Listings of box coordinates:
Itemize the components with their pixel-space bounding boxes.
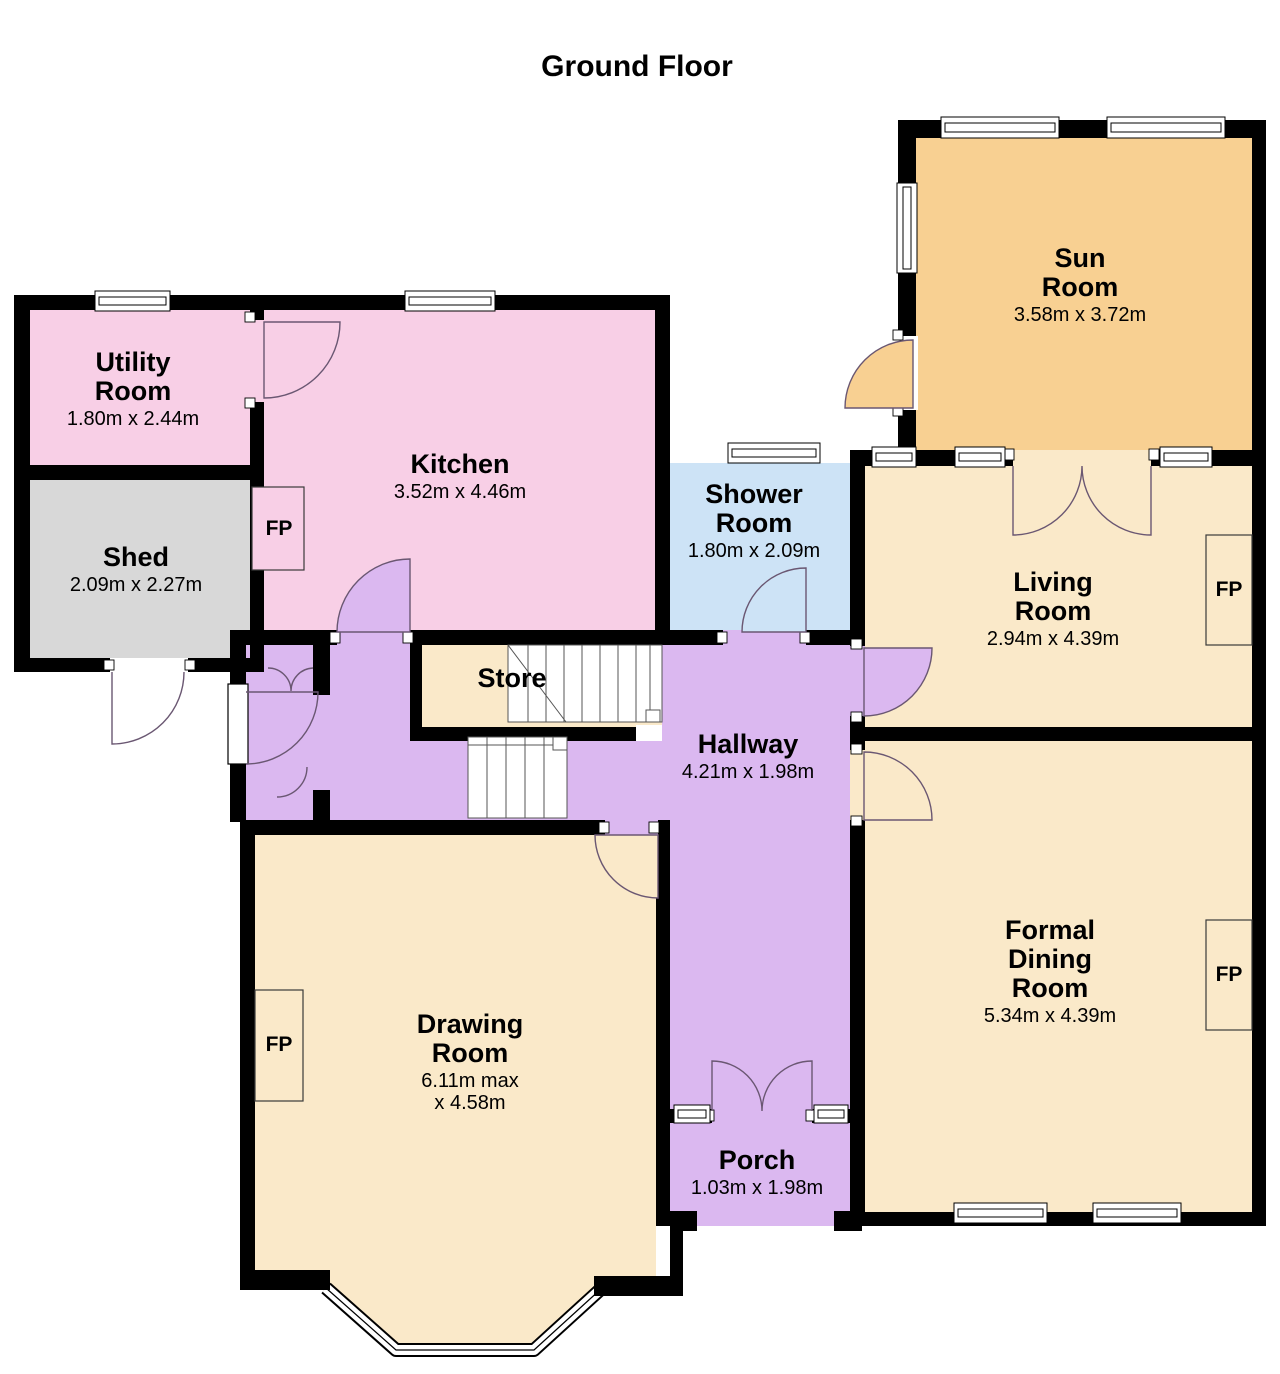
label-store: Store xyxy=(462,664,562,693)
room-name: Living Room xyxy=(1008,568,1098,626)
window-sun-bottom-left xyxy=(955,447,1005,467)
window-shower-top xyxy=(728,443,820,463)
label-utility-room: Utility Room 1.80m x 2.44m xyxy=(67,348,199,430)
bay-window xyxy=(326,1285,602,1350)
window-sun-top-right xyxy=(1107,117,1225,138)
door-sun-exterior xyxy=(845,340,913,408)
label-drawing-room: Drawing Room 6.11m max x 4.58m xyxy=(410,1010,530,1114)
room-name: Utility Room xyxy=(68,348,198,406)
room-dims: 1.80m x 2.09m xyxy=(688,540,820,562)
window-sun-left xyxy=(897,183,917,273)
window-living-top xyxy=(872,447,916,467)
room-name: Shower Room xyxy=(694,480,814,538)
label-sun-room: Sun Room 3.58m x 3.72m xyxy=(1014,244,1146,326)
label-shower-room: Shower Room 1.80m x 2.09m xyxy=(688,480,820,562)
room-dims: 2.09m x 2.27m xyxy=(61,574,211,596)
room-dims: 6.11m max x 4.58m xyxy=(420,1070,520,1114)
label-porch: Porch 1.03m x 1.98m xyxy=(691,1146,823,1199)
room-dims: 5.34m x 4.39m xyxy=(984,1005,1116,1027)
fireplace-label-living: FP xyxy=(1216,578,1243,602)
page-title: Ground Floor xyxy=(541,50,733,84)
room-name: Kitchen xyxy=(380,450,540,479)
door-shed-exterior xyxy=(112,672,184,744)
room-hallway-area xyxy=(670,645,850,1109)
window-kitchen-top xyxy=(405,291,495,311)
room-name: Porch xyxy=(712,1146,802,1175)
room-dims: 3.52m x 4.46m xyxy=(380,481,540,503)
label-formal-dining-room: Formal Dining Room 5.34m x 4.39m xyxy=(984,916,1116,1027)
room-dims: 3.58m x 3.72m xyxy=(1014,304,1146,326)
window-sun-top-left xyxy=(941,117,1059,138)
room-name: Formal Dining Room xyxy=(1000,916,1100,1003)
room-dims: 4.21m x 1.98m xyxy=(682,761,814,783)
room-dims: 1.03m x 1.98m xyxy=(691,1177,823,1199)
label-hallway: Hallway 4.21m x 1.98m xyxy=(682,730,814,783)
label-kitchen: Kitchen 3.52m x 4.46m xyxy=(380,450,540,503)
label-shed: Shed 2.09m x 2.27m xyxy=(61,543,211,596)
room-name: Sun Room xyxy=(1040,244,1120,302)
window-utility-top xyxy=(95,291,170,311)
label-living-room: Living Room 2.94m x 4.39m xyxy=(987,568,1119,650)
fireplace-label-kitchen: FP xyxy=(266,517,293,541)
room-name: Shed xyxy=(61,543,211,572)
floor-plan: Ground Floor Utility Room 1.80m x 2.44m … xyxy=(0,0,1280,1374)
room-name: Store xyxy=(462,664,562,693)
room-name: Drawing Room xyxy=(410,1010,530,1068)
room-dims: 2.94m x 4.39m xyxy=(987,628,1119,650)
room-name: Hallway xyxy=(683,730,813,759)
fireplace-label-drawing: FP xyxy=(266,1033,293,1057)
lobby-area xyxy=(246,645,330,822)
fireplace-label-dining: FP xyxy=(1216,963,1243,987)
room-dims: 1.80m x 2.44m xyxy=(67,408,199,430)
window-sun-bottom-right xyxy=(1160,447,1212,467)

Written task: Please copy every item above word for word, without the pictures.

Written response:
Itemize the components with their pixel-space bounding boxes.
label-store: Store xyxy=(462,664,562,693)
room-name: Living Room xyxy=(1008,568,1098,626)
window-sun-bottom-left xyxy=(955,447,1005,467)
window-shower-top xyxy=(728,443,820,463)
label-utility-room: Utility Room 1.80m x 2.44m xyxy=(67,348,199,430)
bay-window xyxy=(326,1285,602,1350)
window-sun-top-right xyxy=(1107,117,1225,138)
door-sun-exterior xyxy=(845,340,913,408)
label-drawing-room: Drawing Room 6.11m max x 4.58m xyxy=(410,1010,530,1114)
room-name: Utility Room xyxy=(68,348,198,406)
room-dims: 1.80m x 2.09m xyxy=(688,540,820,562)
window-sun-left xyxy=(897,183,917,273)
window-living-top xyxy=(872,447,916,467)
room-name: Shower Room xyxy=(694,480,814,538)
label-sun-room: Sun Room 3.58m x 3.72m xyxy=(1014,244,1146,326)
label-shower-room: Shower Room 1.80m x 2.09m xyxy=(688,480,820,562)
room-dims: 2.09m x 2.27m xyxy=(61,574,211,596)
room-dims: 6.11m max x 4.58m xyxy=(420,1070,520,1114)
label-porch: Porch 1.03m x 1.98m xyxy=(691,1146,823,1199)
room-dims: 5.34m x 4.39m xyxy=(984,1005,1116,1027)
fireplace-label-living: FP xyxy=(1216,578,1243,602)
page-title: Ground Floor xyxy=(541,50,733,84)
room-name: Kitchen xyxy=(380,450,540,479)
door-shed-exterior xyxy=(112,672,184,744)
room-hallway-area xyxy=(670,645,850,1109)
window-kitchen-top xyxy=(405,291,495,311)
room-name: Porch xyxy=(712,1146,802,1175)
room-dims: 3.52m x 4.46m xyxy=(380,481,540,503)
label-formal-dining-room: Formal Dining Room 5.34m x 4.39m xyxy=(984,916,1116,1027)
room-dims: 3.58m x 3.72m xyxy=(1014,304,1146,326)
window-sun-top-left xyxy=(941,117,1059,138)
room-name: Formal Dining Room xyxy=(1000,916,1100,1003)
room-dims: 4.21m x 1.98m xyxy=(682,761,814,783)
room-dims: 1.03m x 1.98m xyxy=(691,1177,823,1199)
label-hallway: Hallway 4.21m x 1.98m xyxy=(682,730,814,783)
label-kitchen: Kitchen 3.52m x 4.46m xyxy=(380,450,540,503)
label-shed: Shed 2.09m x 2.27m xyxy=(61,543,211,596)
room-name: Sun Room xyxy=(1040,244,1120,302)
window-utility-top xyxy=(95,291,170,311)
label-living-room: Living Room 2.94m x 4.39m xyxy=(987,568,1119,650)
fireplace-label-kitchen: FP xyxy=(266,517,293,541)
room-name: Shed xyxy=(61,543,211,572)
floor-plan: Ground Floor Utility Room 1.80m x 2.44m … xyxy=(0,0,1280,1374)
room-name: Store xyxy=(462,664,562,693)
room-name: Drawing Room xyxy=(410,1010,530,1068)
room-dims: 2.94m x 4.39m xyxy=(987,628,1119,650)
room-name: Hallway xyxy=(683,730,813,759)
fireplace-label-drawing: FP xyxy=(266,1033,293,1057)
lobby-area xyxy=(246,645,330,822)
fireplace-label-dining: FP xyxy=(1216,963,1243,987)
room-dims: 1.80m x 2.44m xyxy=(67,408,199,430)
window-sun-bottom-right xyxy=(1160,447,1212,467)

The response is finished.